Print the listing below line for line, changing nothing.
────────────────────
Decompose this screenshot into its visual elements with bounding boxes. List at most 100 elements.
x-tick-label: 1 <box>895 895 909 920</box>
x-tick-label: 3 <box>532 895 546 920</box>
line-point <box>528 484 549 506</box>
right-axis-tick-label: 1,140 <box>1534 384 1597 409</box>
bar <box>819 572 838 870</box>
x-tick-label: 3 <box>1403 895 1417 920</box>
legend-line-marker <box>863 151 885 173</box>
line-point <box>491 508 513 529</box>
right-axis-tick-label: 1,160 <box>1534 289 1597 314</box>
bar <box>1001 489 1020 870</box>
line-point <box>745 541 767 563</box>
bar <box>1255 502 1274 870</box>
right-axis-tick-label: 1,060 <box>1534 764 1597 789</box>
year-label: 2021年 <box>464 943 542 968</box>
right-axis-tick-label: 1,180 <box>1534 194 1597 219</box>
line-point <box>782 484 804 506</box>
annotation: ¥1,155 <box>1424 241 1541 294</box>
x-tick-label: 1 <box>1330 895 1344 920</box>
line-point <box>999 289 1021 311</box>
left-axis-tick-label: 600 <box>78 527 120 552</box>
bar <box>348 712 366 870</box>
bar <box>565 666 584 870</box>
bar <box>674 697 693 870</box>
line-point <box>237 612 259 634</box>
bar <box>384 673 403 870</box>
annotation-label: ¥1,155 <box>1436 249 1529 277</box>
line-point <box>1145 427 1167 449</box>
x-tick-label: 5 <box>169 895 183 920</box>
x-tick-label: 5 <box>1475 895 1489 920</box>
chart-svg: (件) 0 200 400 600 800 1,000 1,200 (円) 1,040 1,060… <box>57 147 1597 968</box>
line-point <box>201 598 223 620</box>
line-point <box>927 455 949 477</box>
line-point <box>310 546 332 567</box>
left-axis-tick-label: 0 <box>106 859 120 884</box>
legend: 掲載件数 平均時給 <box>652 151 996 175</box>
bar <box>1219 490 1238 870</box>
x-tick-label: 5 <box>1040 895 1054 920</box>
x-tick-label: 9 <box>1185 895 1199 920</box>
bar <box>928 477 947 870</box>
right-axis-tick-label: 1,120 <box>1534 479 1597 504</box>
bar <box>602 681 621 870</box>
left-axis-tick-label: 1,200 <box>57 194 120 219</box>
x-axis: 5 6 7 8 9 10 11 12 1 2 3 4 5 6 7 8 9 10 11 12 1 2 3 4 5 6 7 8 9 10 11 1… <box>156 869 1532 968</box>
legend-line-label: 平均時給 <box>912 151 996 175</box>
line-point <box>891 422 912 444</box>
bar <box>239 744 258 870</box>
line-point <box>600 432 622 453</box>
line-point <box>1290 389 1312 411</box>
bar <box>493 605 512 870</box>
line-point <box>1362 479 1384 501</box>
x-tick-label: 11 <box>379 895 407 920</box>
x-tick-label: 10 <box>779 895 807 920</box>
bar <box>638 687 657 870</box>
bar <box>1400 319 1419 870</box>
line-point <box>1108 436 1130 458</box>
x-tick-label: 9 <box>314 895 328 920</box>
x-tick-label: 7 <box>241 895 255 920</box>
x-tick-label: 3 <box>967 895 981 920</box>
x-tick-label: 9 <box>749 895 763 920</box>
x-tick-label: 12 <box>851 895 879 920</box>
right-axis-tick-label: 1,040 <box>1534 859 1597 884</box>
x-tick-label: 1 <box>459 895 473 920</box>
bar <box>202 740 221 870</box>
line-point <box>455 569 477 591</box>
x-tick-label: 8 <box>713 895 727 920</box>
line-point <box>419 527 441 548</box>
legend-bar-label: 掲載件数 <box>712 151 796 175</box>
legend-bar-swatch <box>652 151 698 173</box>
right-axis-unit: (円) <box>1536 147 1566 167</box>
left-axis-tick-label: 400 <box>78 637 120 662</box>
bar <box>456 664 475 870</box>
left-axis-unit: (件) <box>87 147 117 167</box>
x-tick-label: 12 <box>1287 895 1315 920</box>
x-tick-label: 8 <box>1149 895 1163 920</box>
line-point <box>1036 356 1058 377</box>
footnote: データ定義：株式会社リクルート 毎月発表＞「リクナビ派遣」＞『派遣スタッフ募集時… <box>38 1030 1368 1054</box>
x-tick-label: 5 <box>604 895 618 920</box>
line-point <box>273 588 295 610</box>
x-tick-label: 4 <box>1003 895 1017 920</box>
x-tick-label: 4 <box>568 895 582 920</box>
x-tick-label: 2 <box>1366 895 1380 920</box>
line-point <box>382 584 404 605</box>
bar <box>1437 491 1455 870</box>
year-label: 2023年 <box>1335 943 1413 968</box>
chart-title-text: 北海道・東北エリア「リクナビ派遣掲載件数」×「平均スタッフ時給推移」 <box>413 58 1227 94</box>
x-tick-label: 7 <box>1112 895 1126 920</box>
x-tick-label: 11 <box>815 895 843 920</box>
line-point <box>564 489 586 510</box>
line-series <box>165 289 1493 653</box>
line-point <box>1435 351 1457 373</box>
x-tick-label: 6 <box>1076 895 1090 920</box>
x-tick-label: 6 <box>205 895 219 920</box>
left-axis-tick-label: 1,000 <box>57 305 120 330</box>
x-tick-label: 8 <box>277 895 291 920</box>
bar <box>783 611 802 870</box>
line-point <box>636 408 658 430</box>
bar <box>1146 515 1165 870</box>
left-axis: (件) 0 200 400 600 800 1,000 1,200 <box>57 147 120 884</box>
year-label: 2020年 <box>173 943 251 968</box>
────────────────────
The solution –
Decompose this screenshot into its visual elements with bounding boxes. List at most 100 elements.
x-tick-label: 1 <box>895 895 909 920</box>
x-tick-label: 3 <box>532 895 546 920</box>
line-point <box>528 484 549 506</box>
right-axis-tick-label: 1,140 <box>1534 384 1597 409</box>
bar <box>819 572 838 870</box>
x-tick-label: 3 <box>1403 895 1417 920</box>
legend-line-marker <box>863 151 885 173</box>
line-point <box>491 508 513 529</box>
right-axis-tick-label: 1,160 <box>1534 289 1597 314</box>
bar <box>1001 489 1020 870</box>
line-point <box>745 541 767 563</box>
bar <box>1255 502 1274 870</box>
right-axis-tick-label: 1,060 <box>1534 764 1597 789</box>
year-label: 2021年 <box>464 943 542 968</box>
right-axis-tick-label: 1,180 <box>1534 194 1597 219</box>
line-point <box>782 484 804 506</box>
annotation: ¥1,155 <box>1424 241 1541 294</box>
x-tick-label: 1 <box>1330 895 1344 920</box>
line-point <box>999 289 1021 311</box>
left-axis-tick-label: 600 <box>78 527 120 552</box>
bar <box>348 712 366 870</box>
bar <box>565 666 584 870</box>
bar <box>674 697 693 870</box>
line-point <box>237 612 259 634</box>
bar <box>384 673 403 870</box>
annotation-label: ¥1,155 <box>1436 249 1529 277</box>
line-point <box>1145 427 1167 449</box>
x-tick-label: 5 <box>169 895 183 920</box>
x-tick-label: 5 <box>1475 895 1489 920</box>
chart-svg: (件) 0 200 400 600 800 1,000 1,200 (円) 1,040 1,060… <box>57 147 1597 968</box>
line-point <box>201 598 223 620</box>
line-point <box>927 455 949 477</box>
line-point <box>310 546 332 567</box>
left-axis-tick-label: 0 <box>106 859 120 884</box>
legend: 掲載件数 平均時給 <box>652 151 996 175</box>
bar <box>1219 490 1238 870</box>
x-tick-label: 5 <box>1040 895 1054 920</box>
x-tick-label: 9 <box>1185 895 1199 920</box>
bar <box>928 477 947 870</box>
right-axis-tick-label: 1,120 <box>1534 479 1597 504</box>
bar <box>602 681 621 870</box>
left-axis-tick-label: 1,200 <box>57 194 120 219</box>
x-axis: 5 6 7 8 9 10 11 12 1 2 3 4 5 6 7 8 9 10 11 12 1 2 3 4 5 6 7 8 9 10 11 1… <box>156 869 1532 968</box>
legend-line-label: 平均時給 <box>912 151 996 175</box>
line-point <box>891 422 912 444</box>
bar <box>239 744 258 870</box>
line-point <box>600 432 622 453</box>
line-point <box>1290 389 1312 411</box>
bar <box>493 605 512 870</box>
line-point <box>1362 479 1384 501</box>
x-tick-label: 11 <box>379 895 407 920</box>
x-tick-label: 10 <box>779 895 807 920</box>
bar <box>638 687 657 870</box>
bar <box>1400 319 1419 870</box>
line-point <box>1108 436 1130 458</box>
x-tick-label: 9 <box>314 895 328 920</box>
x-tick-label: 7 <box>241 895 255 920</box>
x-tick-label: 3 <box>967 895 981 920</box>
x-tick-label: 9 <box>749 895 763 920</box>
x-tick-label: 12 <box>851 895 879 920</box>
right-axis-tick-label: 1,040 <box>1534 859 1597 884</box>
x-tick-label: 1 <box>459 895 473 920</box>
bar <box>202 740 221 870</box>
line-point <box>455 569 477 591</box>
x-tick-label: 8 <box>713 895 727 920</box>
line-point <box>419 527 441 548</box>
legend-bar-label: 掲載件数 <box>712 151 796 175</box>
legend-bar-swatch <box>652 151 698 173</box>
right-axis-unit: (円) <box>1536 147 1566 167</box>
left-axis-tick-label: 400 <box>78 637 120 662</box>
bar <box>456 664 475 870</box>
left-axis-unit: (件) <box>87 147 117 167</box>
x-tick-label: 12 <box>1287 895 1315 920</box>
x-tick-label: 8 <box>1149 895 1163 920</box>
line-point <box>1036 356 1058 377</box>
footnote: データ定義：株式会社リクルート 毎月発表＞「リクナビ派遣」＞『派遣スタッフ募集時… <box>38 1030 1368 1054</box>
x-tick-label: 5 <box>604 895 618 920</box>
line-point <box>273 588 295 610</box>
x-tick-label: 4 <box>1003 895 1017 920</box>
x-tick-label: 4 <box>568 895 582 920</box>
x-tick-label: 2 <box>1366 895 1380 920</box>
line-point <box>382 584 404 605</box>
bar <box>1437 491 1455 870</box>
year-label: 2023年 <box>1335 943 1413 968</box>
chart-title-text: 北海道・東北エリア「リクナビ派遣掲載件数」×「平均スタッフ時給推移」 <box>413 58 1227 94</box>
x-tick-label: 7 <box>1112 895 1126 920</box>
x-tick-label: 11 <box>815 895 843 920</box>
line-point <box>564 489 586 510</box>
line-series <box>165 289 1493 653</box>
line-point <box>1435 351 1457 373</box>
x-tick-label: 6 <box>1076 895 1090 920</box>
x-tick-label: 6 <box>205 895 219 920</box>
left-axis-tick-label: 1,000 <box>57 305 120 330</box>
x-tick-label: 8 <box>277 895 291 920</box>
bar <box>783 611 802 870</box>
line-point <box>636 408 658 430</box>
bar <box>1146 515 1165 870</box>
left-axis: (件) 0 200 400 600 800 1,000 1,200 <box>57 147 120 884</box>
year-label: 2020年 <box>173 943 251 968</box>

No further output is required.